GIVEN TEXT:
7.3 Ecosystem services and land use / cover
- To introduce the concept of ecosystem services
- To describe the GIS techniques that can be used to measure ecosystem services through specific examples
Concepts in ecosystem services
Ecosystem services are defined as the benefits to people that are to be gained from the environment (ref). Closely related to this is the idea of natural capital, defined as ‘natural assets in their role of providing natural resource inputs and environmental services’. (OECD, 2012). Ecosystems can be considered as one form of natural capital, alongside land and stocks of natural resources (oil, natural gas, timber, fish, etc). The benefits people gain from the environment are often categorised into different types as follows:
Table 1. Examples of different types of ecosystem service
|Type of service||Example|
|Habitat services||primary production; nutrient cycling|
|Provisioning services||water supply; fuelwood|
|Regulating services||flood mitigation; water purification; carbon sequestration|
|Cultural services||recreational visits to the countryside|
Ecosystem services has its theoretical groundings in economics, and so these various services can be considered a form of public good. Unlike goods that might be purchased through a shop, use by one individual does not prevent others from using public goods (such as green spaces for recreation) and public goods are available to all. As such, an economic (monetary) value can be attached to each of them and in this way, a value placed on the various services that the environment provides to both the local and global population.From an environmental management perspective, being able to quantify the benefits that the environment provides to humankind can help build the case for the financial resources needed for environmental protection and stewardship.
GIS and ecosystem services
From a GIS perspective, often land use / cover is a key map layer in estimating the value of ecosystem services. One such example is the idea of carbon sequestration, in other words the capture and long-term storage of atmospheric carbon dioxide by plants, an example of a regulating ecosystem service. Carbon sequestration is however a complex process, involving not only land use /cover information, but also soil type and meteorological process. Estimating the carbon fluxes associated with particular land use / covers requires considerable scientific modelling (Vleeshouwers and Verhagen, 2002). In view of this, a benefit transfer approach is sometimes adopted by economists, in which the economic value of ecosystem services attached to land use / cover categories at a given site is derived from similar land use / covers elsewhere. Troy and Wilson (2006) suggest 7 steps to valuing ecosystem services through such approaches:
- Define study area
- Develop land use/cover typology
- Search literature for value estimates to associate with each land use / cover type
- Map out values by land use / cover type
- Calculate the total value of ecosystem services across the study area
- Generate summaries of total value by sub-regions, e.g. watersheds or other environmental management units
- Explore future development scenarios
In recent years, software tools have been developed that enable the value of ecosystem services to be estimated spatially. Prominent amongst these is the Integrated Valuation of Environmental Services and Tradeoffs (InVEST) tool developed by the Natural Capital Project (see references below).

STATED GOAL A: Copy the listing word for word, starting with its first line and going on through the line that contains "data-label: 41.902€ <box>772", with both of those lines included.

[Records from a data source]
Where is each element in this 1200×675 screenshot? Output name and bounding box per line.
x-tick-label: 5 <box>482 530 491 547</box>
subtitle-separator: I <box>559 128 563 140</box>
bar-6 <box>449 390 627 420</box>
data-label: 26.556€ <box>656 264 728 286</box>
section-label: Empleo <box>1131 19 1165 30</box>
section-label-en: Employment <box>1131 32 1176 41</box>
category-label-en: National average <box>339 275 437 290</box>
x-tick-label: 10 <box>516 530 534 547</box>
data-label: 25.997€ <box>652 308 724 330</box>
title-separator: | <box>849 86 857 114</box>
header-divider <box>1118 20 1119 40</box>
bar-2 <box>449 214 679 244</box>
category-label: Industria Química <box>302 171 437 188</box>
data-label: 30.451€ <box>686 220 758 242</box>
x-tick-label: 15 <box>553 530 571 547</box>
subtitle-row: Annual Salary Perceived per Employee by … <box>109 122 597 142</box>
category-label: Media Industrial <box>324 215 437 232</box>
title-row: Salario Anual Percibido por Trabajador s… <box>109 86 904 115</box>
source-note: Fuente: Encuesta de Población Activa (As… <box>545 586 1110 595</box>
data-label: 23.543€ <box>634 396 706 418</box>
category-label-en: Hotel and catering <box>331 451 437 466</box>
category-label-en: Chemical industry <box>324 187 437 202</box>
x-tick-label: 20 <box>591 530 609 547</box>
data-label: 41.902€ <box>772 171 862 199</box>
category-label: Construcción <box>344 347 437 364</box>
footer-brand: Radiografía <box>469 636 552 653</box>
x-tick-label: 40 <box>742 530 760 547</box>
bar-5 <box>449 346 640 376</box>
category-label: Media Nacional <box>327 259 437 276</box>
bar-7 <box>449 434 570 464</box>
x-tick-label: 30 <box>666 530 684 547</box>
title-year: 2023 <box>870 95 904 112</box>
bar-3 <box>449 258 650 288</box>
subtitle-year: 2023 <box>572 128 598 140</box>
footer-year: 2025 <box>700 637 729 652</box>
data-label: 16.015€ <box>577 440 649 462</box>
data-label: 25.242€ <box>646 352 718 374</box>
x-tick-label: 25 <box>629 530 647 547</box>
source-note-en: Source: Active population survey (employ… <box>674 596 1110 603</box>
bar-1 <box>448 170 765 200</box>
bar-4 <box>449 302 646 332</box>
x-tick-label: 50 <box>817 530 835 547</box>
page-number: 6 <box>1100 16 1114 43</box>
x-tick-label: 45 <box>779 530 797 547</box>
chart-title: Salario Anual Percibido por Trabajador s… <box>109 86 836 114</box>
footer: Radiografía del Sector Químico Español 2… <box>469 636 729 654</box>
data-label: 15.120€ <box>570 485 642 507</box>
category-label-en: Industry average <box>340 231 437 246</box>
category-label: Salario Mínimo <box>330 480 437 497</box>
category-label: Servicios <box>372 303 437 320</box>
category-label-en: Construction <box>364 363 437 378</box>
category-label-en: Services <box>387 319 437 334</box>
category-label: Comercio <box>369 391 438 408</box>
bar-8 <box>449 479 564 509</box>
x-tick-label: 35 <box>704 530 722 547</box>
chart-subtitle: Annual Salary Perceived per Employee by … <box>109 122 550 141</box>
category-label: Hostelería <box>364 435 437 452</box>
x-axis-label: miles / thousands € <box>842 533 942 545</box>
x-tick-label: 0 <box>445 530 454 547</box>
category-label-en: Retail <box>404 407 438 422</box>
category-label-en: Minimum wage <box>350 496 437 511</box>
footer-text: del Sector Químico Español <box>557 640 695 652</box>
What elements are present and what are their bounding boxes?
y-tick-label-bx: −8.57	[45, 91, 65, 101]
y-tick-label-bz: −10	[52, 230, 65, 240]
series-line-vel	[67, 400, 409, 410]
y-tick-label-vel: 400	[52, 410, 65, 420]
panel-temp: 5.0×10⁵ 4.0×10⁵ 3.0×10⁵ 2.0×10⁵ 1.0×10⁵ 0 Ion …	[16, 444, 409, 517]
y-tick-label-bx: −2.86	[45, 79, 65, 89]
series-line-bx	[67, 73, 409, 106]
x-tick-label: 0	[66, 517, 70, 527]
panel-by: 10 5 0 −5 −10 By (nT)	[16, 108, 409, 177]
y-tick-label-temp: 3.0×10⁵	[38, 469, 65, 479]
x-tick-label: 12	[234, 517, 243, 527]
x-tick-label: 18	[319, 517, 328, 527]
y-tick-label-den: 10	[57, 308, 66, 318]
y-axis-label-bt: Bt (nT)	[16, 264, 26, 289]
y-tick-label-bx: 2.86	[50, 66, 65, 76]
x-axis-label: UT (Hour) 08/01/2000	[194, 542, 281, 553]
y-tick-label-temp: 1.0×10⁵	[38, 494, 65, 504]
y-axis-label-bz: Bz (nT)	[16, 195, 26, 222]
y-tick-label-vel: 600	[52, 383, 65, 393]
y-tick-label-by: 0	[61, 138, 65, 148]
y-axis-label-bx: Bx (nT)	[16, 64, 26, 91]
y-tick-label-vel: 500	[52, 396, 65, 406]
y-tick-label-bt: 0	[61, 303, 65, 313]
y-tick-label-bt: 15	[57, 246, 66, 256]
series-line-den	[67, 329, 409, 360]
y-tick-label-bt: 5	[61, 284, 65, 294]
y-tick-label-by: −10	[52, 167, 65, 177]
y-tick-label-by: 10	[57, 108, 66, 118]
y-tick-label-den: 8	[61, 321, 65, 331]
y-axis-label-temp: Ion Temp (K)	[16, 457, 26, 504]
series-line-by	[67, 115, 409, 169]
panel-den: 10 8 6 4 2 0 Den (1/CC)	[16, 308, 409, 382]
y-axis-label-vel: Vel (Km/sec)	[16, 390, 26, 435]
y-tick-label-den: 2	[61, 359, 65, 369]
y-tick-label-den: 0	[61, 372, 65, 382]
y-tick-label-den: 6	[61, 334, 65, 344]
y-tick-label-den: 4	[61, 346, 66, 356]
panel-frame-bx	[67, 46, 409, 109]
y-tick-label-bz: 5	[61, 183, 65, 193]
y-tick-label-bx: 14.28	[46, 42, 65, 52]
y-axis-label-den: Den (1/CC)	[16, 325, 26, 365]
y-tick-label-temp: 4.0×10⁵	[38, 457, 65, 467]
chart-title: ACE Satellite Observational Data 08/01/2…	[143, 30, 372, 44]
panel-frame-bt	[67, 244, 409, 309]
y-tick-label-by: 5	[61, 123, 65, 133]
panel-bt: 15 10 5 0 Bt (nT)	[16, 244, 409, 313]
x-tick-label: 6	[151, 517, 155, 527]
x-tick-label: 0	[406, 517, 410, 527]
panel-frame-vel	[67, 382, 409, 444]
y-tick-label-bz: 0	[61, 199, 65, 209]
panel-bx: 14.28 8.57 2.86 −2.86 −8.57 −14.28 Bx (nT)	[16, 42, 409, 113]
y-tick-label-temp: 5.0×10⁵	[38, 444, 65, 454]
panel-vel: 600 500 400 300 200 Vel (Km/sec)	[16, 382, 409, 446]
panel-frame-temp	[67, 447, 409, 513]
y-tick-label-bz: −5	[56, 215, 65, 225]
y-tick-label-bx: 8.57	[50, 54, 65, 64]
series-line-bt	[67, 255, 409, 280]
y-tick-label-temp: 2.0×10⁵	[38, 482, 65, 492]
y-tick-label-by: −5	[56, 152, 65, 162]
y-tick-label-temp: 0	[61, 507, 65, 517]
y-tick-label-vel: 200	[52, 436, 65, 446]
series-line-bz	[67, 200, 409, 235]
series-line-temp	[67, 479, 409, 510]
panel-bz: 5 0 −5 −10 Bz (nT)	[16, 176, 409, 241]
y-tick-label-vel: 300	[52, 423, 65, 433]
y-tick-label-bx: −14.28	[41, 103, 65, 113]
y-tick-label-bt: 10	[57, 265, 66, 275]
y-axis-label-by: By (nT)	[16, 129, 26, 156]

STATED GOAL B: According to the ecosystem services text, why do economists sometimes adopt a benefit transfer approach?

CORRECT RESULT A:
Where is each element in this 1200×675 screenshot? Output name and bounding box per line.
x-tick-label: 5 <box>482 530 491 547</box>
subtitle-separator: I <box>559 128 563 140</box>
bar-6 <box>449 390 627 420</box>
data-label: 26.556€ <box>656 264 728 286</box>
section-label: Empleo <box>1131 19 1165 30</box>
section-label-en: Employment <box>1131 32 1176 41</box>
category-label-en: National average <box>339 275 437 290</box>
x-tick-label: 10 <box>516 530 534 547</box>
data-label: 25.997€ <box>652 308 724 330</box>
title-separator: | <box>849 86 857 114</box>
header-divider <box>1118 20 1119 40</box>
bar-2 <box>449 214 679 244</box>
category-label: Industria Química <box>302 171 437 188</box>
data-label: 30.451€ <box>686 220 758 242</box>
x-tick-label: 15 <box>553 530 571 547</box>
subtitle-row: Annual Salary Perceived per Employee by … <box>109 122 597 142</box>
category-label: Media Industrial <box>324 215 437 232</box>
title-row: Salario Anual Percibido por Trabajador s… <box>109 86 904 115</box>
source-note: Fuente: Encuesta de Población Activa (As… <box>545 586 1110 595</box>
data-label: 23.543€ <box>634 396 706 418</box>
category-label-en: Hotel and catering <box>331 451 437 466</box>
category-label-en: Chemical industry <box>324 187 437 202</box>
x-tick-label: 20 <box>591 530 609 547</box>
data-label: 41.902€ <box>772 171 862 199</box>

CORRECT RESULT B: Carbon sequestration is a complex process that involves land use/cover, soil type and meteorological processes. Estimating the carbon fluxes linked to particular land uses/covers requires considerable scientific modelling. Economists therefore sometimes take the value of ecosystem services for land use/cover categories at one site from similar land uses/covers elsewhere.